▸ Given exercise: Would you transcribe the whole listing exactly, minus its pictures?

▸ Records provided:
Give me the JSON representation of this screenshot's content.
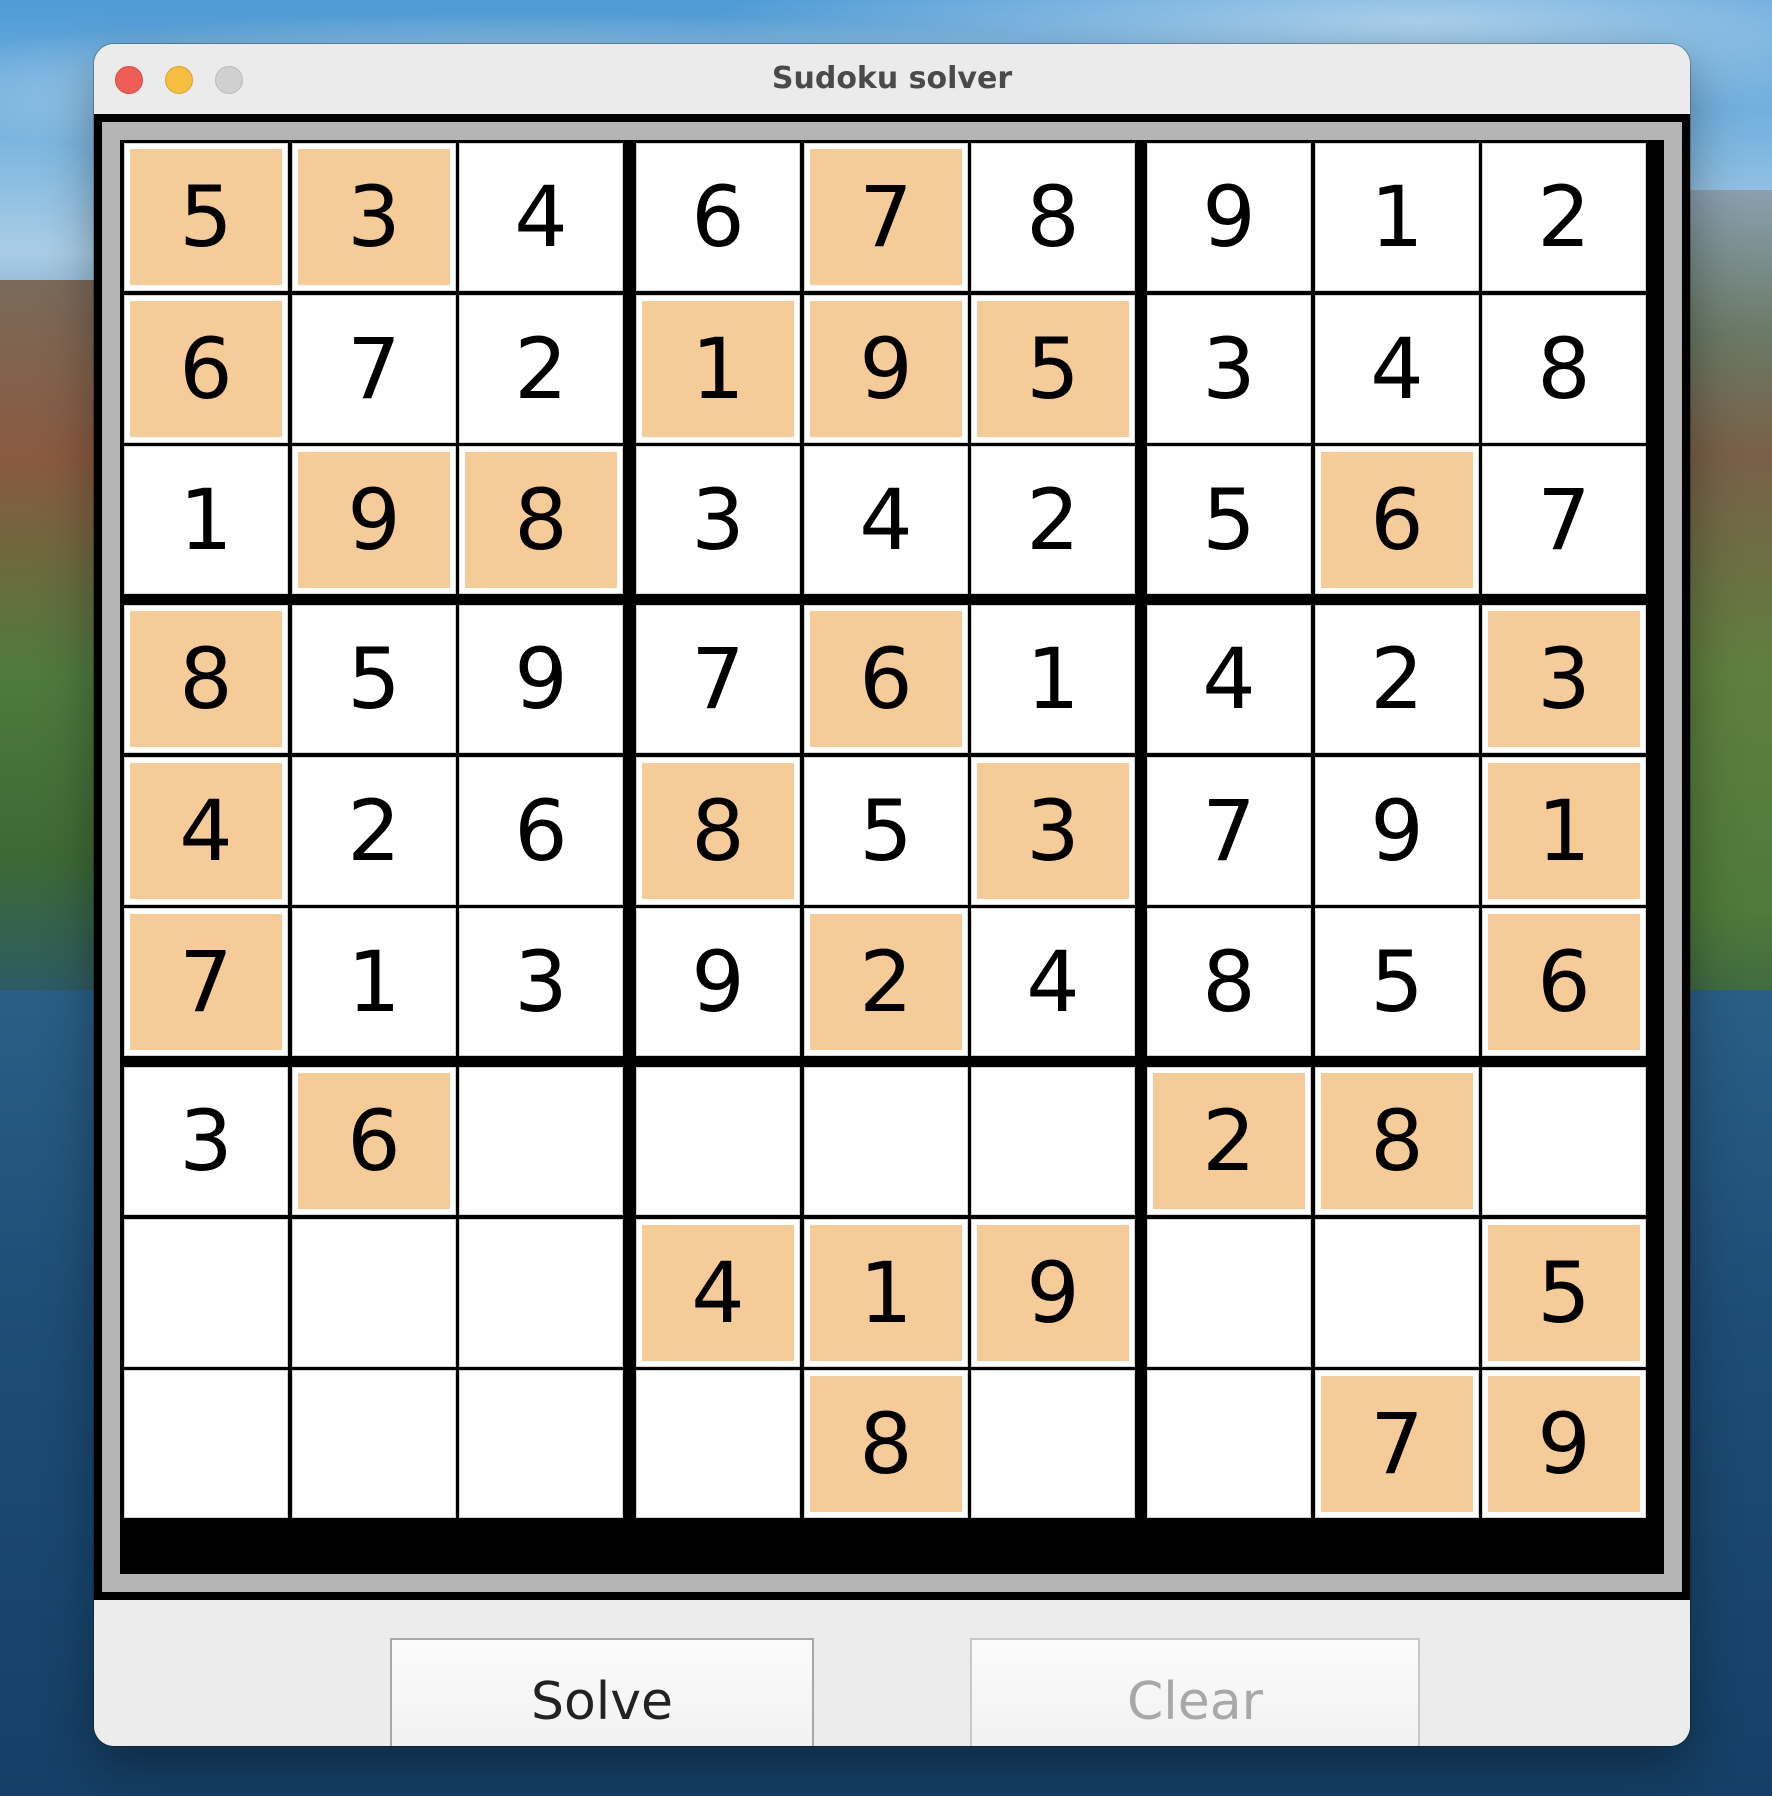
{
  "window": {
    "title": "Sudoku solver"
  },
  "board": {
    "cells": [
      [
        "5",
        "3",
        "4",
        "6",
        "7",
        "8",
        "9",
        "1",
        "2"
      ],
      [
        "6",
        "7",
        "2",
        "1",
        "9",
        "5",
        "3",
        "4",
        "8"
      ],
      [
        "1",
        "9",
        "8",
        "3",
        "4",
        "2",
        "5",
        "6",
        "7"
      ],
      [
        "8",
        "5",
        "9",
        "7",
        "6",
        "1",
        "4",
        "2",
        "3"
      ],
      [
        "4",
        "2",
        "6",
        "8",
        "5",
        "3",
        "7",
        "9",
        "1"
      ],
      [
        "7",
        "1",
        "3",
        "9",
        "2",
        "4",
        "8",
        "5",
        "6"
      ],
      [
        "3",
        "6",
        "",
        "",
        "",
        "",
        "2",
        "8",
        ""
      ],
      [
        "",
        "",
        "",
        "4",
        "1",
        "9",
        "",
        "",
        "5"
      ],
      [
        "",
        "",
        "",
        "",
        "8",
        "",
        "",
        "7",
        "9"
      ]
    ],
    "given": [
      [
        1,
        1,
        0,
        0,
        1,
        0,
        0,
        0,
        0
      ],
      [
        1,
        0,
        0,
        1,
        1,
        1,
        0,
        0,
        0
      ],
      [
        0,
        1,
        1,
        0,
        0,
        0,
        0,
        1,
        0
      ],
      [
        1,
        0,
        0,
        0,
        1,
        0,
        0,
        0,
        1
      ],
      [
        1,
        0,
        0,
        1,
        0,
        1,
        0,
        0,
        1
      ],
      [
        1,
        0,
        0,
        0,
        1,
        0,
        0,
        0,
        1
      ],
      [
        0,
        1,
        0,
        0,
        0,
        0,
        1,
        1,
        0
      ],
      [
        0,
        0,
        0,
        1,
        1,
        1,
        0,
        0,
        1
      ],
      [
        0,
        0,
        0,
        0,
        1,
        0,
        0,
        1,
        1
      ]
    ],
    "given_color": "#f5cb98"
  },
  "buttons": {
    "solve_label": "Solve",
    "clear_label": "Clear"
  },
  "colors": {
    "close": "#ee5e57",
    "minimize": "#f5be3f",
    "zoom": "#d0d0d0"
  }
}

▸ Solution to this exercise:
Give me the JSON representation of this screenshot's content.
{
  "window": {
    "title": "Sudoku solver"
  },
  "board": {
    "cells": [
      [
        "5",
        "3",
        "4",
        "6",
        "7",
        "8",
        "9",
        "1",
        "2"
      ],
      [
        "6",
        "7",
        "2",
        "1",
        "9",
        "5",
        "3",
        "4",
        "8"
      ],
      [
        "1",
        "9",
        "8",
        "3",
        "4",
        "2",
        "5",
        "6",
        "7"
      ],
      [
        "8",
        "5",
        "9",
        "7",
        "6",
        "1",
        "4",
        "2",
        "3"
      ],
      [
        "4",
        "2",
        "6",
        "8",
        "5",
        "3",
        "7",
        "9",
        "1"
      ],
      [
        "7",
        "1",
        "3",
        "9",
        "2",
        "4",
        "8",
        "5",
        "6"
      ],
      [
        "3",
        "6",
        "",
        "",
        "",
        "",
        "2",
        "8",
        ""
      ],
      [
        "",
        "",
        "",
        "4",
        "1",
        "9",
        "",
        "",
        "5"
      ],
      [
        "",
        "",
        "",
        "",
        "8",
        "",
        "",
        "7",
        "9"
      ]
    ],
    "given": [
      [
        1,
        1,
        0,
        0,
        1,
        0,
        0,
        0,
        0
      ],
      [
        1,
        0,
        0,
        1,
        1,
        1,
        0,
        0,
        0
      ],
      [
        0,
        1,
        1,
        0,
        0,
        0,
        0,
        1,
        0
      ],
      [
        1,
        0,
        0,
        0,
        1,
        0,
        0,
        0,
        1
      ],
      [
        1,
        0,
        0,
        1,
        0,
        1,
        0,
        0,
        1
      ],
      [
        1,
        0,
        0,
        0,
        1,
        0,
        0,
        0,
        1
      ],
      [
        0,
        1,
        0,
        0,
        0,
        0,
        1,
        1,
        0
      ],
      [
        0,
        0,
        0,
        1,
        1,
        1,
        0,
        0,
        1
      ],
      [
        0,
        0,
        0,
        0,
        1,
        0,
        0,
        1,
        1
      ]
    ],
    "given_color": "#f5cb98"
  },
  "buttons": {
    "solve_label": "Solve",
    "clear_label": "Clear"
  },
  "colors": {
    "close": "#ee5e57",
    "minimize": "#f5be3f",
    "zoom": "#d0d0d0"
  }
}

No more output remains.